STATED TASK: Extract the complete listing and output it unchanged.

RAW RECORDS:
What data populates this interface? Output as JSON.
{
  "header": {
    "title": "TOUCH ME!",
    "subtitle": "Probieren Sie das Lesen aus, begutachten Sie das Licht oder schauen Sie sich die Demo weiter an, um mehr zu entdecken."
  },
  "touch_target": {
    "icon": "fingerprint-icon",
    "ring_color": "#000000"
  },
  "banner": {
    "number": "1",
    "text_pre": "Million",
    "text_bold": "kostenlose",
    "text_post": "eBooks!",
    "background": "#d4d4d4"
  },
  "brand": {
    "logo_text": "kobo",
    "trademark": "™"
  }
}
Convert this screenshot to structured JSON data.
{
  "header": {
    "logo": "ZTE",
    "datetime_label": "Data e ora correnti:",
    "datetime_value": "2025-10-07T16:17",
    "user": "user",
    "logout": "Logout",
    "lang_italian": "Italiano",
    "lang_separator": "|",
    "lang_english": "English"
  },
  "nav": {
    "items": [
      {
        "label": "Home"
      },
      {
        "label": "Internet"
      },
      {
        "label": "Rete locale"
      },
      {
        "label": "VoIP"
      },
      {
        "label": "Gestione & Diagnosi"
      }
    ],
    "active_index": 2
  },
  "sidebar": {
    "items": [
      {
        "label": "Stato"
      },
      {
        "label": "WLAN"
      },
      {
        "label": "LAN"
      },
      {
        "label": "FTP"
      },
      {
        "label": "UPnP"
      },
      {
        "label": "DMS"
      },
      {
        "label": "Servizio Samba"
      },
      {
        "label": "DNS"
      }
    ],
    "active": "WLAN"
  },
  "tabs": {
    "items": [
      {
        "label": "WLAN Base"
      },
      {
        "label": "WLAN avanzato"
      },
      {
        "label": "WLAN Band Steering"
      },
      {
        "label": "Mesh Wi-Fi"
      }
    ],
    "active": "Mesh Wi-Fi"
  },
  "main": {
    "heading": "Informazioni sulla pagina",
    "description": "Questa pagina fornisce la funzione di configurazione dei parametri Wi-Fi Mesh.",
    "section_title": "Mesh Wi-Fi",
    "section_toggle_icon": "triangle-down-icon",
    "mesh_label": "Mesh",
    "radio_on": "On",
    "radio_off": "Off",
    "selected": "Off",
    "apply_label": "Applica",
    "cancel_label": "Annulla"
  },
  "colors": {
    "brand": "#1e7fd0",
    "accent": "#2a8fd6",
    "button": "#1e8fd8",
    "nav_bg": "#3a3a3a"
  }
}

ANSWER TO THIS EXERCISE:
What data populates this interface? Output as JSON.
{
  "header": {
    "title": "TOUCH ME!",
    "subtitle": "Probieren Sie das Lesen aus, begutachten Sie das Licht oder schauen Sie sich die Demo weiter an, um mehr zu entdecken."
  },
  "touch_target": {
    "icon": "fingerprint-icon",
    "ring_color": "#000000"
  },
  "banner": {
    "number": "1",
    "text_pre": "Million",
    "text_bold": "kostenlose",
    "text_post": "eBooks!",
    "background": "#d4d4d4"
  },
  "brand": {
    "logo_text": "kobo",
    "trademark": "™"
  }
}
Convert this screenshot to structured JSON data.
{
  "header": {
    "logo": "ZTE",
    "datetime_label": "Data e ora correnti:",
    "datetime_value": "2025-10-07T16:17",
    "user": "user",
    "logout": "Logout",
    "lang_italian": "Italiano",
    "lang_separator": "|",
    "lang_english": "English"
  },
  "nav": {
    "items": [
      {
        "label": "Home"
      },
      {
        "label": "Internet"
      },
      {
        "label": "Rete locale"
      },
      {
        "label": "VoIP"
      },
      {
        "label": "Gestione & Diagnosi"
      }
    ],
    "active_index": 2
  },
  "sidebar": {
    "items": [
      {
        "label": "Stato"
      },
      {
        "label": "WLAN"
      },
      {
        "label": "LAN"
      },
      {
        "label": "FTP"
      },
      {
        "label": "UPnP"
      },
      {
        "label": "DMS"
      },
      {
        "label": "Servizio Samba"
      },
      {
        "label": "DNS"
      }
    ],
    "active": "WLAN"
  },
  "tabs": {
    "items": [
      {
        "label": "WLAN Base"
      },
      {
        "label": "WLAN avanzato"
      },
      {
        "label": "WLAN Band Steering"
      },
      {
        "label": "Mesh Wi-Fi"
      }
    ],
    "active": "Mesh Wi-Fi"
  },
  "main": {
    "heading": "Informazioni sulla pagina",
    "description": "Questa pagina fornisce la funzione di configurazione dei parametri Wi-Fi Mesh.",
    "section_title": "Mesh Wi-Fi",
    "section_toggle_icon": "triangle-down-icon",
    "mesh_label": "Mesh",
    "radio_on": "On",
    "radio_off": "Off",
    "selected": "Off",
    "apply_label": "Applica",
    "cancel_label": "Annulla"
  },
  "colors": {
    "brand": "#1e7fd0",
    "accent": "#2a8fd6",
    "button": "#1e8fd8",
    "nav_bg": "#3a3a3a"
  }
}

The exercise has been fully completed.